═══ LISTING

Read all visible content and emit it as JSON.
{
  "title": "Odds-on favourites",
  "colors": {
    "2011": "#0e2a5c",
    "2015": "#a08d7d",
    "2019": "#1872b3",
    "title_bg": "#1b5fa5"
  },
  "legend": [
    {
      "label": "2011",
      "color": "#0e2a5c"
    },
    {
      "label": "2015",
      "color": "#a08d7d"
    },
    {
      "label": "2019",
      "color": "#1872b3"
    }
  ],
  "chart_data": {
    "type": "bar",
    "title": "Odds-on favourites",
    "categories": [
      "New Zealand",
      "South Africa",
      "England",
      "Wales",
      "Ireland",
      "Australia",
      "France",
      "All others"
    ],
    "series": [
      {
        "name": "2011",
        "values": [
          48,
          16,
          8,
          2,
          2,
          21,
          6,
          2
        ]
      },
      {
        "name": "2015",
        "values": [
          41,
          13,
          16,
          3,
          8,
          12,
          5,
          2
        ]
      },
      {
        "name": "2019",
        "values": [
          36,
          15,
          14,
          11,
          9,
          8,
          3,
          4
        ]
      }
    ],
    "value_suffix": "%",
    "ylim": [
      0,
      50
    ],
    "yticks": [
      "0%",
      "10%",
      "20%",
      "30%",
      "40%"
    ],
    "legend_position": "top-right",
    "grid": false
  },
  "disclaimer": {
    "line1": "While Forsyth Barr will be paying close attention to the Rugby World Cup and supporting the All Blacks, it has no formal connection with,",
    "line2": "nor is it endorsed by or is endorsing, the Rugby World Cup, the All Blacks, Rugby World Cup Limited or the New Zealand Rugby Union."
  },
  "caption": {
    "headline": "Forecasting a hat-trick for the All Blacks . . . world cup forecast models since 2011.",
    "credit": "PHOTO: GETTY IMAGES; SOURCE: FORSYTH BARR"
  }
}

══════

# [GIVEN EXERCISE]
Find the lines containing "Zealand" and list every one of them.

# [OUTPUT BELOW]
      "New Zealand",
    "line2": "nor is it endorsed by or is endorsing, the Rugby World Cup, the All Blacks, Rugby World Cup Limited or the New Zealand Rugby Union."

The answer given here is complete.